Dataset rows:
▽

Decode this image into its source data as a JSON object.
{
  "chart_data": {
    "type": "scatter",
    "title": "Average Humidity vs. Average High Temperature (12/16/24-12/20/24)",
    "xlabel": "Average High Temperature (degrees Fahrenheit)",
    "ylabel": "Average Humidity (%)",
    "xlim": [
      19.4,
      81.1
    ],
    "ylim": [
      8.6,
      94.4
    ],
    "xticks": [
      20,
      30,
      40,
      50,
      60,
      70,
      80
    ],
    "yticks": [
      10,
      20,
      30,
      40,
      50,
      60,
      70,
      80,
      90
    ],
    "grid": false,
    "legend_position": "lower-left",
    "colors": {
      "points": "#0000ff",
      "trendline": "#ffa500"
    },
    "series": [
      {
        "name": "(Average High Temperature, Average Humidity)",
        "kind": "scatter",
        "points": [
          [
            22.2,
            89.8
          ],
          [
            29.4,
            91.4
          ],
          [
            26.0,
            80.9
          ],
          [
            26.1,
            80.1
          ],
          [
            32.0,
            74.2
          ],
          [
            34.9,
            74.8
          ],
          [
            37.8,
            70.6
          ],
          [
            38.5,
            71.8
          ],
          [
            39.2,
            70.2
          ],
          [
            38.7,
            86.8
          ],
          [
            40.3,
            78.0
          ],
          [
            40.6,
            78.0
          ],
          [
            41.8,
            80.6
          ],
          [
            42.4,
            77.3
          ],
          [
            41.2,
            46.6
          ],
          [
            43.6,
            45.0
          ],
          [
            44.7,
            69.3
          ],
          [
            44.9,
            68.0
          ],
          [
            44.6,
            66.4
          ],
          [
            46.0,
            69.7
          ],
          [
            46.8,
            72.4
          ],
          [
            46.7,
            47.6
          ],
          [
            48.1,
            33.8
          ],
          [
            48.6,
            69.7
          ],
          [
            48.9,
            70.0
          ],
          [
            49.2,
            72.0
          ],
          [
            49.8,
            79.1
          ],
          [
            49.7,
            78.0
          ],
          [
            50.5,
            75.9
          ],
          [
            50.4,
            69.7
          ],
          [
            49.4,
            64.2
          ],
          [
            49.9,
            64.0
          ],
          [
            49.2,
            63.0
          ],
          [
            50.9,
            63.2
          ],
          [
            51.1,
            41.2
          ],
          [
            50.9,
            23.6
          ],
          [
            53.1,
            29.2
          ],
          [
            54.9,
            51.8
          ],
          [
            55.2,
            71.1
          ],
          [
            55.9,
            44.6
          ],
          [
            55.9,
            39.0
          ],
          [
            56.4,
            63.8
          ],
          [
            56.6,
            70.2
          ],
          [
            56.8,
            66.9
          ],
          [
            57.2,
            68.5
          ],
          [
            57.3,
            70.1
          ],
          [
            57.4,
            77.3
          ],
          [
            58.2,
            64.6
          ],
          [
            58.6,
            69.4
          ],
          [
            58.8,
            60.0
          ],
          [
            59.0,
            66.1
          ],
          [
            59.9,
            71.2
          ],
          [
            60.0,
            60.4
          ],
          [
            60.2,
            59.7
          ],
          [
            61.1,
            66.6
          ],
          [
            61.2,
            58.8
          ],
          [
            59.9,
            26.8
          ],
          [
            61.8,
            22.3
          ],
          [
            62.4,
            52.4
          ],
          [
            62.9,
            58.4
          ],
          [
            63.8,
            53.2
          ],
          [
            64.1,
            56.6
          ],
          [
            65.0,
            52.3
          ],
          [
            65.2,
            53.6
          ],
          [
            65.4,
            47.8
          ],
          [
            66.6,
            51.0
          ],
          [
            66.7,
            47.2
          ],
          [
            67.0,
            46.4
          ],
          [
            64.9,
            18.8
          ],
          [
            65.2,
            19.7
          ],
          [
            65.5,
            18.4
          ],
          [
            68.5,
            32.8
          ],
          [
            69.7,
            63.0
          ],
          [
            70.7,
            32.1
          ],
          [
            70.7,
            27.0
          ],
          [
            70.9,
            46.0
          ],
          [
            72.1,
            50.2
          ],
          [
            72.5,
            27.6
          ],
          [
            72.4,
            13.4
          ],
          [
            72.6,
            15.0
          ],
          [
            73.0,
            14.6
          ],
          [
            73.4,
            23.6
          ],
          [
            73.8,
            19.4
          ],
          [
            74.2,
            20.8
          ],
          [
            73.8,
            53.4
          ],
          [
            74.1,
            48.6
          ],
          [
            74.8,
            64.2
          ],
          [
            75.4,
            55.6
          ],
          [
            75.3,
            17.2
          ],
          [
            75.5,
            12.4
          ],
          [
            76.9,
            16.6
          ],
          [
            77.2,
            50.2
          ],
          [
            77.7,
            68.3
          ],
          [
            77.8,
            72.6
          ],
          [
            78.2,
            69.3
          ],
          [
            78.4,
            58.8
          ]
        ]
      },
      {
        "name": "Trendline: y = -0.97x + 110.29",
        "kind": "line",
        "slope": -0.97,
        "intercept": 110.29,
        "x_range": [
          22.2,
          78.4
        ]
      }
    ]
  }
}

△

Above are the records; retype every one exactly.

Decode this image into its source data as a JSON object.
{
  "chart_data": {
    "type": "scatter",
    "title": "Average Humidity vs. Average High Temperature (12/16/24-12/20/24)",
    "xlabel": "Average High Temperature (degrees Fahrenheit)",
    "ylabel": "Average Humidity (%)",
    "xlim": [
      19.4,
      81.1
    ],
    "ylim": [
      8.6,
      94.4
    ],
    "xticks": [
      20,
      30,
      40,
      50,
      60,
      70,
      80
    ],
    "yticks": [
      10,
      20,
      30,
      40,
      50,
      60,
      70,
      80,
      90
    ],
    "grid": false,
    "legend_position": "lower-left",
    "colors": {
      "points": "#0000ff",
      "trendline": "#ffa500"
    },
    "series": [
      {
        "name": "(Average High Temperature, Average Humidity)",
        "kind": "scatter",
        "points": [
          [
            22.2,
            89.8
          ],
          [
            29.4,
            91.4
          ],
          [
            26.0,
            80.9
          ],
          [
            26.1,
            80.1
          ],
          [
            32.0,
            74.2
          ],
          [
            34.9,
            74.8
          ],
          [
            37.8,
            70.6
          ],
          [
            38.5,
            71.8
          ],
          [
            39.2,
            70.2
          ],
          [
            38.7,
            86.8
          ],
          [
            40.3,
            78.0
          ],
          [
            40.6,
            78.0
          ],
          [
            41.8,
            80.6
          ],
          [
            42.4,
            77.3
          ],
          [
            41.2,
            46.6
          ],
          [
            43.6,
            45.0
          ],
          [
            44.7,
            69.3
          ],
          [
            44.9,
            68.0
          ],
          [
            44.6,
            66.4
          ],
          [
            46.0,
            69.7
          ],
          [
            46.8,
            72.4
          ],
          [
            46.7,
            47.6
          ],
          [
            48.1,
            33.8
          ],
          [
            48.6,
            69.7
          ],
          [
            48.9,
            70.0
          ],
          [
            49.2,
            72.0
          ],
          [
            49.8,
            79.1
          ],
          [
            49.7,
            78.0
          ],
          [
            50.5,
            75.9
          ],
          [
            50.4,
            69.7
          ],
          [
            49.4,
            64.2
          ],
          [
            49.9,
            64.0
          ],
          [
            49.2,
            63.0
          ],
          [
            50.9,
            63.2
          ],
          [
            51.1,
            41.2
          ],
          [
            50.9,
            23.6
          ],
          [
            53.1,
            29.2
          ],
          [
            54.9,
            51.8
          ],
          [
            55.2,
            71.1
          ],
          [
            55.9,
            44.6
          ],
          [
            55.9,
            39.0
          ],
          [
            56.4,
            63.8
          ],
          [
            56.6,
            70.2
          ],
          [
            56.8,
            66.9
          ],
          [
            57.2,
            68.5
          ],
          [
            57.3,
            70.1
          ],
          [
            57.4,
            77.3
          ],
          [
            58.2,
            64.6
          ],
          [
            58.6,
            69.4
          ],
          [
            58.8,
            60.0
          ],
          [
            59.0,
            66.1
          ],
          [
            59.9,
            71.2
          ],
          [
            60.0,
            60.4
          ],
          [
            60.2,
            59.7
          ],
          [
            61.1,
            66.6
          ],
          [
            61.2,
            58.8
          ],
          [
            59.9,
            26.8
          ],
          [
            61.8,
            22.3
          ],
          [
            62.4,
            52.4
          ],
          [
            62.9,
            58.4
          ],
          [
            63.8,
            53.2
          ],
          [
            64.1,
            56.6
          ],
          [
            65.0,
            52.3
          ],
          [
            65.2,
            53.6
          ],
          [
            65.4,
            47.8
          ],
          [
            66.6,
            51.0
          ],
          [
            66.7,
            47.2
          ],
          [
            67.0,
            46.4
          ],
          [
            64.9,
            18.8
          ],
          [
            65.2,
            19.7
          ],
          [
            65.5,
            18.4
          ],
          [
            68.5,
            32.8
          ],
          [
            69.7,
            63.0
          ],
          [
            70.7,
            32.1
          ],
          [
            70.7,
            27.0
          ],
          [
            70.9,
            46.0
          ],
          [
            72.1,
            50.2
          ],
          [
            72.5,
            27.6
          ],
          [
            72.4,
            13.4
          ],
          [
            72.6,
            15.0
          ],
          [
            73.0,
            14.6
          ],
          [
            73.4,
            23.6
          ],
          [
            73.8,
            19.4
          ],
          [
            74.2,
            20.8
          ],
          [
            73.8,
            53.4
          ],
          [
            74.1,
            48.6
          ],
          [
            74.8,
            64.2
          ],
          [
            75.4,
            55.6
          ],
          [
            75.3,
            17.2
          ],
          [
            75.5,
            12.4
          ],
          [
            76.9,
            16.6
          ],
          [
            77.2,
            50.2
          ],
          [
            77.7,
            68.3
          ],
          [
            77.8,
            72.6
          ],
          [
            78.2,
            69.3
          ],
          [
            78.4,
            58.8
          ]
        ]
      },
      {
        "name": "Trendline: y = -0.97x + 110.29",
        "kind": "line",
        "slope": -0.97,
        "intercept": 110.29,
        "x_range": [
          22.2,
          78.4
        ]
      }
    ]
  }
}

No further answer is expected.